## Instructions for the task
In the records below, tally every line containing "before". Report only the total.

(Stored records)
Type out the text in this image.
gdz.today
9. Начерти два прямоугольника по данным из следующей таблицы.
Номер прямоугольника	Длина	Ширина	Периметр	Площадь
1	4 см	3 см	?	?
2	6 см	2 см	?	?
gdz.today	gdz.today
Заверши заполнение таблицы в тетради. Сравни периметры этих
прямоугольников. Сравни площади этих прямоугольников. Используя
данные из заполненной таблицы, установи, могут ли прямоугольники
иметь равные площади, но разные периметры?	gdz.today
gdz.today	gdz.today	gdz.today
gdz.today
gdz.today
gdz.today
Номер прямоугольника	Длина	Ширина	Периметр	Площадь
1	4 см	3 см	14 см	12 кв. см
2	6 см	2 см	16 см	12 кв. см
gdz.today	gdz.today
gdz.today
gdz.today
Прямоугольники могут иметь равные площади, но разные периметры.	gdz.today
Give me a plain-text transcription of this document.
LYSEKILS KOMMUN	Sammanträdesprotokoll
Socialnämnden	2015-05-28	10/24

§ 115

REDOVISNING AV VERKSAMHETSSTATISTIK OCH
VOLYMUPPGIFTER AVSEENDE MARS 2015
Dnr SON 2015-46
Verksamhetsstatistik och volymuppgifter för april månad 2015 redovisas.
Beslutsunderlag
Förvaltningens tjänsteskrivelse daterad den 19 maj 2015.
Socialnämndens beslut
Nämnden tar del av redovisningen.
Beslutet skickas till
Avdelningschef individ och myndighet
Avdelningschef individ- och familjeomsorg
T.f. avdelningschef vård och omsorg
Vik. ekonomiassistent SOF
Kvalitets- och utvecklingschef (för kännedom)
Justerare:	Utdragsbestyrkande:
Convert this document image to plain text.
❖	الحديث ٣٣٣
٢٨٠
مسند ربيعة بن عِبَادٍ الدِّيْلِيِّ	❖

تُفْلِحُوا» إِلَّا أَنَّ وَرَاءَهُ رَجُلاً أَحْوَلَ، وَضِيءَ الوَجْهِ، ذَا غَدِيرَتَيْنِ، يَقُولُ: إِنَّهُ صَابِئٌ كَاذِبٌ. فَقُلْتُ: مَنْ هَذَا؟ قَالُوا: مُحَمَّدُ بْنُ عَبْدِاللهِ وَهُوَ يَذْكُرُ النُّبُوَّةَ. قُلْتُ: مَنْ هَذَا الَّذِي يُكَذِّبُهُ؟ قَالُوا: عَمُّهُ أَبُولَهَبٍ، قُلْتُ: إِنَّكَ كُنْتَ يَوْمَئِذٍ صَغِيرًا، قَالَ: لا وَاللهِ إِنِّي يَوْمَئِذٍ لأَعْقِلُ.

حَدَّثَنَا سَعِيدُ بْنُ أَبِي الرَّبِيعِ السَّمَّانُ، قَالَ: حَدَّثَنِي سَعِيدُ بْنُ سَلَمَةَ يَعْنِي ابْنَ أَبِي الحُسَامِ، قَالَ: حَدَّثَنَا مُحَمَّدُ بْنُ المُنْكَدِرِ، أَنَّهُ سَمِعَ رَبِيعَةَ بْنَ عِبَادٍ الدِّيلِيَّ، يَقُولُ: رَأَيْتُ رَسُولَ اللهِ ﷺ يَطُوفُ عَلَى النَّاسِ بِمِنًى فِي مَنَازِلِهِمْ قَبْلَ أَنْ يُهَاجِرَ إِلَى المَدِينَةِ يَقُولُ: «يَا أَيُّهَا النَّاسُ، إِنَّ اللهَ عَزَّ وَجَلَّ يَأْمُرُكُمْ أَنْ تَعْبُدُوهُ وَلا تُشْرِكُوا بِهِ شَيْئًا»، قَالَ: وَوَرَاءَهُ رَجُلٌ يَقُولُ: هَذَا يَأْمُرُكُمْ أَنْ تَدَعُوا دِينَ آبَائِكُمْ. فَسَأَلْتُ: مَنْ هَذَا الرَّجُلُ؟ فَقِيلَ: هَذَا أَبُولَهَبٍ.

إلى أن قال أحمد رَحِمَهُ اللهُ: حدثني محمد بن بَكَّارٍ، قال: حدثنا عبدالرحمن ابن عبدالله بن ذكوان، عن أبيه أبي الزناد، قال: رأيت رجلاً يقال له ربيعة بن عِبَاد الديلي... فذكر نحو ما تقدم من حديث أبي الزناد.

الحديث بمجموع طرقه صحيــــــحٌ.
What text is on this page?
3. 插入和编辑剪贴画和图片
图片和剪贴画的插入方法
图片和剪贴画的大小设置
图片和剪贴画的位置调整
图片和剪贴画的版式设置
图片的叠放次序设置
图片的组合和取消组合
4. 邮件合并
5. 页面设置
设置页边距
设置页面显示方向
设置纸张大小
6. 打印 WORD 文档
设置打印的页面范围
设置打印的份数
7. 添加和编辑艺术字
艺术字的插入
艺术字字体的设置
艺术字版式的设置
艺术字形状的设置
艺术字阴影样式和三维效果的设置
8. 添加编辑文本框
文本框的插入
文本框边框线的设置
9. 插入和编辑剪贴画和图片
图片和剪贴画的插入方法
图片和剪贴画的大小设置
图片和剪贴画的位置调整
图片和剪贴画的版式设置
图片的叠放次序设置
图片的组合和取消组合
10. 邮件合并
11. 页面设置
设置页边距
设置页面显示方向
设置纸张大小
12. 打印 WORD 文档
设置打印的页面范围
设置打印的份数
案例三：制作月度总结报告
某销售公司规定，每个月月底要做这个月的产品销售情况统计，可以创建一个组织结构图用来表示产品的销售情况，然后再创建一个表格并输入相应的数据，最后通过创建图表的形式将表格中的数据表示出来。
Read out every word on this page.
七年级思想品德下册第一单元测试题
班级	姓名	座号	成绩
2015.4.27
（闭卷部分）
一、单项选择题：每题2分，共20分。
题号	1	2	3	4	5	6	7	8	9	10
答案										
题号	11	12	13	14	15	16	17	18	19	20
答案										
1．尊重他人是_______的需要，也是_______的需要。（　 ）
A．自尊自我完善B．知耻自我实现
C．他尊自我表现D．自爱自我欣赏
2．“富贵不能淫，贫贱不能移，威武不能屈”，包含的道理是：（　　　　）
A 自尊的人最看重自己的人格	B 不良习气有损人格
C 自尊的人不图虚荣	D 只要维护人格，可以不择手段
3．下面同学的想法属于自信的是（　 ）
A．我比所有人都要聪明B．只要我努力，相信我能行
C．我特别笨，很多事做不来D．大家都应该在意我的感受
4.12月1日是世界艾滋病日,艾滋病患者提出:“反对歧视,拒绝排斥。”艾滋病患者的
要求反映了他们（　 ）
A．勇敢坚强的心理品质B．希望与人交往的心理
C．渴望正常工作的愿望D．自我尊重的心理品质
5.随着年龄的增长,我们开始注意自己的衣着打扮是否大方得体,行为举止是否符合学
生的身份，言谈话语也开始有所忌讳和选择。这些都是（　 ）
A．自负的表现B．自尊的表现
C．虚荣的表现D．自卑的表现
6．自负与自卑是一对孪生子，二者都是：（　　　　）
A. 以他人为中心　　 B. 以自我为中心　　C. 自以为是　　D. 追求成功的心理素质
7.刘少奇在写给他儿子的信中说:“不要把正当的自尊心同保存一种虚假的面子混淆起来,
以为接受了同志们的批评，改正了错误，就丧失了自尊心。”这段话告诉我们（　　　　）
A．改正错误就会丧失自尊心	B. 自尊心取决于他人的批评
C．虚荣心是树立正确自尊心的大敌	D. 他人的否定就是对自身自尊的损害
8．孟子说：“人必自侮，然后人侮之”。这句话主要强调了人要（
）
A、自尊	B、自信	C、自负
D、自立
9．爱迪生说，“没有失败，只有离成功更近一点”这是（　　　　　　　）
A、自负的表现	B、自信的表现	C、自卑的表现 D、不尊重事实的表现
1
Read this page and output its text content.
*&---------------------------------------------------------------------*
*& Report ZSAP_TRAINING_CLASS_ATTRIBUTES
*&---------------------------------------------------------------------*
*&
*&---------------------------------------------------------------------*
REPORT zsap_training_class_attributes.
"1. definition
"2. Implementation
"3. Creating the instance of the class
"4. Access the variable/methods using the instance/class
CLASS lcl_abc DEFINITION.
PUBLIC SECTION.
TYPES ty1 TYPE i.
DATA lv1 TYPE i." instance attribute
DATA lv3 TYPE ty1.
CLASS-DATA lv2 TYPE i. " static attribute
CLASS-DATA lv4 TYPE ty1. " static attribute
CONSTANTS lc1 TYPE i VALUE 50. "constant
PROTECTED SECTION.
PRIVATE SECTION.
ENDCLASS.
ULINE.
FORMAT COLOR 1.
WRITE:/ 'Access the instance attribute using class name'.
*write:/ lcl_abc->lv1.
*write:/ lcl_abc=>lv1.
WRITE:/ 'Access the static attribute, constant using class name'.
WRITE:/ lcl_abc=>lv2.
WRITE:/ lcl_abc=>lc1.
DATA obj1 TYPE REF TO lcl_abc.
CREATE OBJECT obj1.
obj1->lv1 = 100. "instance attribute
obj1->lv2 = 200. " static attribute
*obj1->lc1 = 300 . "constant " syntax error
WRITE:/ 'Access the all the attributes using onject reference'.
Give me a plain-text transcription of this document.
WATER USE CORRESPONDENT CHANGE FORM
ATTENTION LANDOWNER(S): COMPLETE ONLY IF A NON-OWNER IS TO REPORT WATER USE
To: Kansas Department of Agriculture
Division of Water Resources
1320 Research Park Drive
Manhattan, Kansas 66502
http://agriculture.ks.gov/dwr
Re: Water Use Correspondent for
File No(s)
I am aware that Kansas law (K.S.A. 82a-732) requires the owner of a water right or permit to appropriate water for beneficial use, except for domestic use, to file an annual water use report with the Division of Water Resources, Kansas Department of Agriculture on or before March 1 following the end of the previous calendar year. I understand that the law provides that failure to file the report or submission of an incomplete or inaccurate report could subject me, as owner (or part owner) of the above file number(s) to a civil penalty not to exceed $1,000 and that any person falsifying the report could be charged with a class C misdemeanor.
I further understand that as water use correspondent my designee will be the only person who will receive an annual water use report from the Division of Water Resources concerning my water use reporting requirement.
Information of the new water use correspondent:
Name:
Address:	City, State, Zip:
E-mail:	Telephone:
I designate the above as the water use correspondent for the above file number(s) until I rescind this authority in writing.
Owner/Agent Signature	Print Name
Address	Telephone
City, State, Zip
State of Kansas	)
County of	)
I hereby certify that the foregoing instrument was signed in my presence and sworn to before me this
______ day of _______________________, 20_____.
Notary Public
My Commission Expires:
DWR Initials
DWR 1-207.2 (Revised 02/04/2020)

## Solution to this exercise
2